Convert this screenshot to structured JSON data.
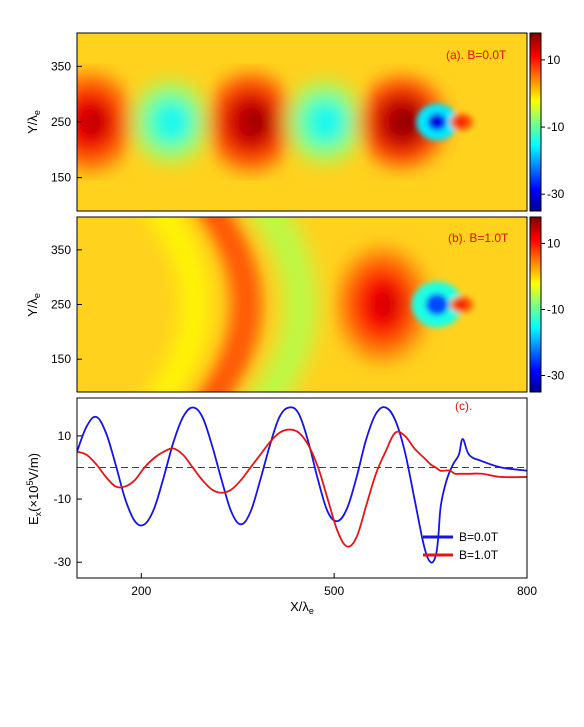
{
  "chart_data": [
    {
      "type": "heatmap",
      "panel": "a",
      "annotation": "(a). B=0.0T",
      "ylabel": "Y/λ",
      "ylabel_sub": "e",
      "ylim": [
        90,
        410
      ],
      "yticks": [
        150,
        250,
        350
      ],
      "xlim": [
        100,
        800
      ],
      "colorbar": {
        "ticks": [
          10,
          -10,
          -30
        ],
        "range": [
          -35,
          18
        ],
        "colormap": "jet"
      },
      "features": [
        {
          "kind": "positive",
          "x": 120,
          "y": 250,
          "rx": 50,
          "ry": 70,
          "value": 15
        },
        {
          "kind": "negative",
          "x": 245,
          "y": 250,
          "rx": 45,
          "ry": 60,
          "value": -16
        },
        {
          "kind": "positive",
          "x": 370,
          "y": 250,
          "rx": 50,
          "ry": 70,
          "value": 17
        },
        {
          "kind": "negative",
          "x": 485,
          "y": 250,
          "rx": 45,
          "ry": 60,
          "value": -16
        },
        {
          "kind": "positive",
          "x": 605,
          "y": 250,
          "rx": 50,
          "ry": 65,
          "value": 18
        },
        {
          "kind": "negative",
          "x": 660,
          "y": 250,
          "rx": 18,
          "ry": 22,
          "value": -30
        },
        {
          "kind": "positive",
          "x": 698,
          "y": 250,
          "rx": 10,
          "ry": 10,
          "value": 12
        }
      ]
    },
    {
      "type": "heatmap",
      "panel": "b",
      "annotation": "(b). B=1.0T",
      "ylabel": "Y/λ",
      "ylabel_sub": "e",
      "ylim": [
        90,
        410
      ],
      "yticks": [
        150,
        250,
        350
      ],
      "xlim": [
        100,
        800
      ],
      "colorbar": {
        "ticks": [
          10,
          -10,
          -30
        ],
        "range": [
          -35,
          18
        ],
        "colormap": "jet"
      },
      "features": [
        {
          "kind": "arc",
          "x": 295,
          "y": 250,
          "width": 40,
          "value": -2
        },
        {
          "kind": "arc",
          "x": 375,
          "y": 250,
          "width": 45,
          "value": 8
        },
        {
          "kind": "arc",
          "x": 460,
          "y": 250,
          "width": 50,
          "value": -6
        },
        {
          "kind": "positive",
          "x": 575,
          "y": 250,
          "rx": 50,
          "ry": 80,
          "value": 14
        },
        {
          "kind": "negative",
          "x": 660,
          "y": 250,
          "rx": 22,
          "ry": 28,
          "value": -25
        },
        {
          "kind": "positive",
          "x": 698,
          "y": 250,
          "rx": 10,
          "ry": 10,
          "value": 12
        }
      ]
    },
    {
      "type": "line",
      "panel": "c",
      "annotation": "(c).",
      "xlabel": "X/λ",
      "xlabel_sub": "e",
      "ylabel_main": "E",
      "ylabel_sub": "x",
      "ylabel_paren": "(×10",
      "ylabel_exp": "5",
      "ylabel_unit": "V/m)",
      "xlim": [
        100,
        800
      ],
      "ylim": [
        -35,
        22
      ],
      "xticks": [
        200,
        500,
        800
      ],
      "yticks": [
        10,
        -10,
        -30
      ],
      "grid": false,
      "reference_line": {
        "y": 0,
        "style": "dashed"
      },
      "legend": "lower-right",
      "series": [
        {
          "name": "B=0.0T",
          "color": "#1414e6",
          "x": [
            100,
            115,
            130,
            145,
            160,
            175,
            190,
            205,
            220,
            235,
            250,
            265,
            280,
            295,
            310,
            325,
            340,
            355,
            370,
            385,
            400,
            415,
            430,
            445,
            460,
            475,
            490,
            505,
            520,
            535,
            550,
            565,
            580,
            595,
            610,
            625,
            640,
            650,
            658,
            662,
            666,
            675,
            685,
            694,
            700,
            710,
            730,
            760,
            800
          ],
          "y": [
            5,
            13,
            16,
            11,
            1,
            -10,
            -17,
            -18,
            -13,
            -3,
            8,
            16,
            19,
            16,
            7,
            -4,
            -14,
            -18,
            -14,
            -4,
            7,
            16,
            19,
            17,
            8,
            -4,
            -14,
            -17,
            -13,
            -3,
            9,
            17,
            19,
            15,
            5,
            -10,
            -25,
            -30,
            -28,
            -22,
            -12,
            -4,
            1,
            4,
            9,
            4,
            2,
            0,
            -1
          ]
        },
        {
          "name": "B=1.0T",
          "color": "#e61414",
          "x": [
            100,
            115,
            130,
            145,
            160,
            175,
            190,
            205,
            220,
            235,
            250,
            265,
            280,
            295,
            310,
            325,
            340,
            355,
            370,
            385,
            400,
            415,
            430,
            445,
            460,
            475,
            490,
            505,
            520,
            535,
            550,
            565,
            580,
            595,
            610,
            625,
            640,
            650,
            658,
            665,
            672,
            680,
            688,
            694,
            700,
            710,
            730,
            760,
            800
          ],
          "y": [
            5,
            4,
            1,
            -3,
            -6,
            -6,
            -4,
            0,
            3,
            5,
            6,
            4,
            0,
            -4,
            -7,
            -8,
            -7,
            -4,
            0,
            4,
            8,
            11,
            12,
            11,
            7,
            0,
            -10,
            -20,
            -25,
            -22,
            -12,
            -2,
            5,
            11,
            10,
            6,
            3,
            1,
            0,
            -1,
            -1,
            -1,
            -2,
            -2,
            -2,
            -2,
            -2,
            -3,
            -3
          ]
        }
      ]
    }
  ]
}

┄┄┄┄┄┄┄┄┄┄┄┄┄┄┄┄┄┄┄┄

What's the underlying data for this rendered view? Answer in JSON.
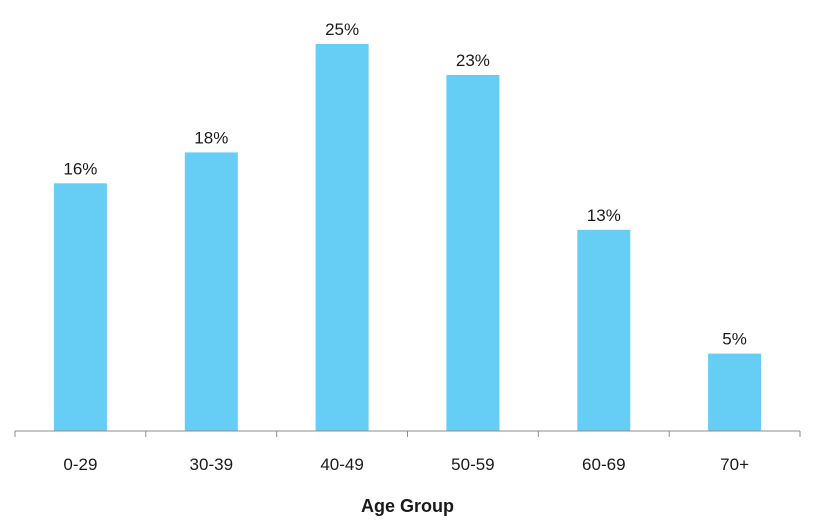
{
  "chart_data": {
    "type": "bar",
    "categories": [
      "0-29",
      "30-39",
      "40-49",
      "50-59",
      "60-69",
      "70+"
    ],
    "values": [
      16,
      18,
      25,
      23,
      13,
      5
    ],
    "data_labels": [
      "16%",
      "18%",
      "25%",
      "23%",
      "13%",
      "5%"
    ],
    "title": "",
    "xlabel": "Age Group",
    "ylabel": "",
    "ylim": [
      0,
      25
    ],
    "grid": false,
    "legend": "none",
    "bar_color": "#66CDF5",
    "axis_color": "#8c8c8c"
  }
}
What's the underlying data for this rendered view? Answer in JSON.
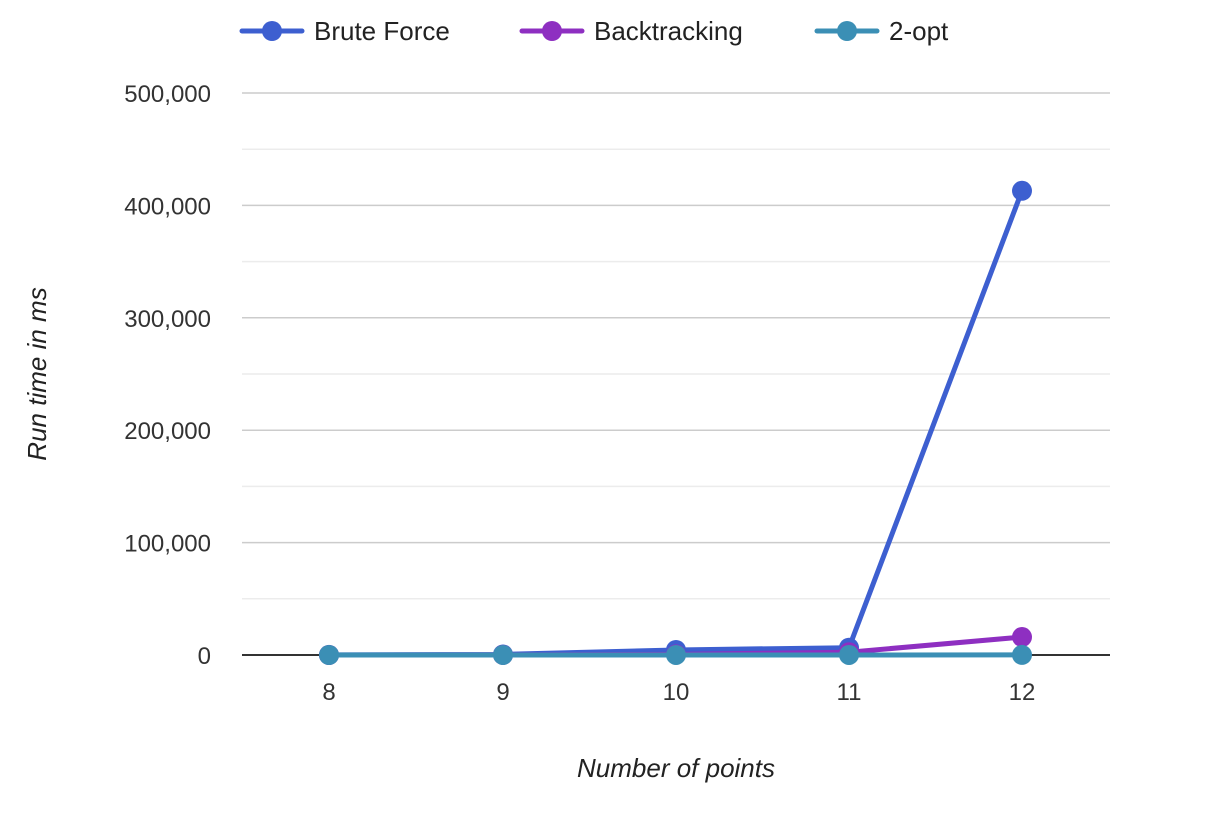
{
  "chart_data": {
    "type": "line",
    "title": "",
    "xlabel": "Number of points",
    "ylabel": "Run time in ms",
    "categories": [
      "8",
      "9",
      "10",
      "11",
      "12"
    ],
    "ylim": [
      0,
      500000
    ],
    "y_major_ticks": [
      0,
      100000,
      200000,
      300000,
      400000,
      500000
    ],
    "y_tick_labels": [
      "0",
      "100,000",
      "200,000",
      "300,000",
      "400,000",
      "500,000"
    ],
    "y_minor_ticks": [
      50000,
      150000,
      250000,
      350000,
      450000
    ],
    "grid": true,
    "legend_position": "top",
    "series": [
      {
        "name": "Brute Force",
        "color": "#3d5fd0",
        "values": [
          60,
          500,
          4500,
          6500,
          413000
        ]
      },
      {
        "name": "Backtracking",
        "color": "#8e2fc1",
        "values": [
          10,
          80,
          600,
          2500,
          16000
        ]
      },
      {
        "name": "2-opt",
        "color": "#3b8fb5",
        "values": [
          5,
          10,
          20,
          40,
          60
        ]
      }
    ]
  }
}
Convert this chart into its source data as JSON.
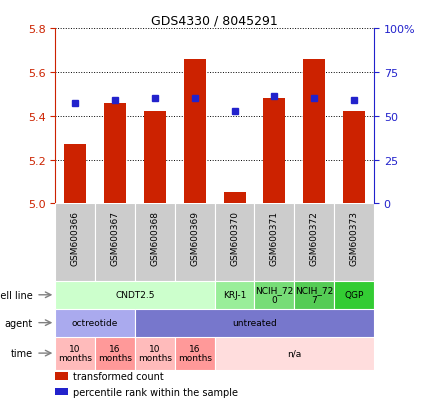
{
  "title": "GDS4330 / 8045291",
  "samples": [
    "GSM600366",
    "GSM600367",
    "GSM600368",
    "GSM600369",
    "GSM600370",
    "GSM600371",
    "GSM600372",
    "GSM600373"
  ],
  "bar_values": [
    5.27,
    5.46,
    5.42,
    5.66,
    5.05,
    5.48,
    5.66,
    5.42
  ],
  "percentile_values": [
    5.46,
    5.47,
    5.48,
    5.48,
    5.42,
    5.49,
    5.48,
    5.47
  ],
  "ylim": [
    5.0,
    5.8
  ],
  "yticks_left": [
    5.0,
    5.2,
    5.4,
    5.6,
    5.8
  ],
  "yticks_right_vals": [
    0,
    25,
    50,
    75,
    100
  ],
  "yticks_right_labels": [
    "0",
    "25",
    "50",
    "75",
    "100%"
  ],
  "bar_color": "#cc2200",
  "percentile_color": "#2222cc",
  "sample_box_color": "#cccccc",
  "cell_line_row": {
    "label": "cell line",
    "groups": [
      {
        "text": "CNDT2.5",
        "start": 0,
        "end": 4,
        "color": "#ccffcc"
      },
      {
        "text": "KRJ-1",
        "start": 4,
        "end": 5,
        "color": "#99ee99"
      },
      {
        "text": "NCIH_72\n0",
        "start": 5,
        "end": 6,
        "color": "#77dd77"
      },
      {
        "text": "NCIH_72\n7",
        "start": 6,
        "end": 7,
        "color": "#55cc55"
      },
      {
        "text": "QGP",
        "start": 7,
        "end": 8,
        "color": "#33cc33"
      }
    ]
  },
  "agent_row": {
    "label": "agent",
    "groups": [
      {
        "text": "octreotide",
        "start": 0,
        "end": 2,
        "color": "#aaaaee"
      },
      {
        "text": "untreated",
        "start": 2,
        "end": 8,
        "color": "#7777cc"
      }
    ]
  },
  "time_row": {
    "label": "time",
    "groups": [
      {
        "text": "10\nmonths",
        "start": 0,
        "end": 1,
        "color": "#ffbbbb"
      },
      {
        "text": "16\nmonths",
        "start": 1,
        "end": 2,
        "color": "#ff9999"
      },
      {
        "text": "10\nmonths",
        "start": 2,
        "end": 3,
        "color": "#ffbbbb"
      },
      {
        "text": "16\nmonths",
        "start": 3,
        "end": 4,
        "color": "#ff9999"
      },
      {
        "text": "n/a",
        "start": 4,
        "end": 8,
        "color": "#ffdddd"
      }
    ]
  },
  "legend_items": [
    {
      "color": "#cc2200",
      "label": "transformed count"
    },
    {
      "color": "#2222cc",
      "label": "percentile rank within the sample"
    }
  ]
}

┄┄┄┄┄┄┄┄┄┄┄┄┄┄┄┄┄┄┄┄

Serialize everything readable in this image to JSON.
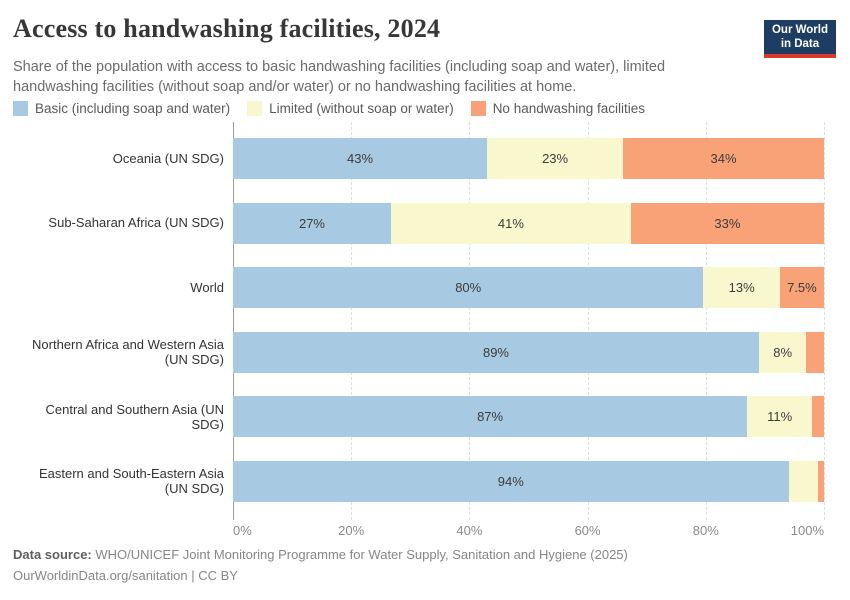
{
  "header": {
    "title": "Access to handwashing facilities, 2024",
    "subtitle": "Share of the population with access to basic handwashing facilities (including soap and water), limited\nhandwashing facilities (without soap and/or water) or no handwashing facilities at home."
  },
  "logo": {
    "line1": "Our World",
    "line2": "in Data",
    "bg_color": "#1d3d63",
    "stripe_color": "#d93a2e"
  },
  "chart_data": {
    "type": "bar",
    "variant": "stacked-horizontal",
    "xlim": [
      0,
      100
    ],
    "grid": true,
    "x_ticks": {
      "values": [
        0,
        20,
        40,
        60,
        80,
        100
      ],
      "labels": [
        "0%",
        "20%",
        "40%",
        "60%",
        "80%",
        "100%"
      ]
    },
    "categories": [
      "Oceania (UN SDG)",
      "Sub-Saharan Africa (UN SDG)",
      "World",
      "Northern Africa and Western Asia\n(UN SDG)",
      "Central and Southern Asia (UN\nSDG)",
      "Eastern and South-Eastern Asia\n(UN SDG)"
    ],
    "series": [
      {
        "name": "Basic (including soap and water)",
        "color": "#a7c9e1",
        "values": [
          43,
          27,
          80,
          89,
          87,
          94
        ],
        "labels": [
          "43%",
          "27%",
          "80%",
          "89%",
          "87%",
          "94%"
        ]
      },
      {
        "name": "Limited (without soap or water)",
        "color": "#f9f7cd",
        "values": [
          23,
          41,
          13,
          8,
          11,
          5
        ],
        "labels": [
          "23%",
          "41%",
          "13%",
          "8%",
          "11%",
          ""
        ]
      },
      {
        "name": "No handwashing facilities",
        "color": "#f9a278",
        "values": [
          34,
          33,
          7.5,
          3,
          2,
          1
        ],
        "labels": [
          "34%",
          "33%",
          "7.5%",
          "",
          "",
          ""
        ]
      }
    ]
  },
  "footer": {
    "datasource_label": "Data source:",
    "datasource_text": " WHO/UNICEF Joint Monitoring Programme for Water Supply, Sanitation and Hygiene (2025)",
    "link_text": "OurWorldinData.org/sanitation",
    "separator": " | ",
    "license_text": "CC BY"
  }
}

┄┄┄┄┄┄┄┄┄┄┄┄┄┄┄┄┄┄┄┄

PROBLEM TO WORK ON
Give the number of lines containing the word "facilities". No other answer is needed.

RESULT OF THIS TASK
3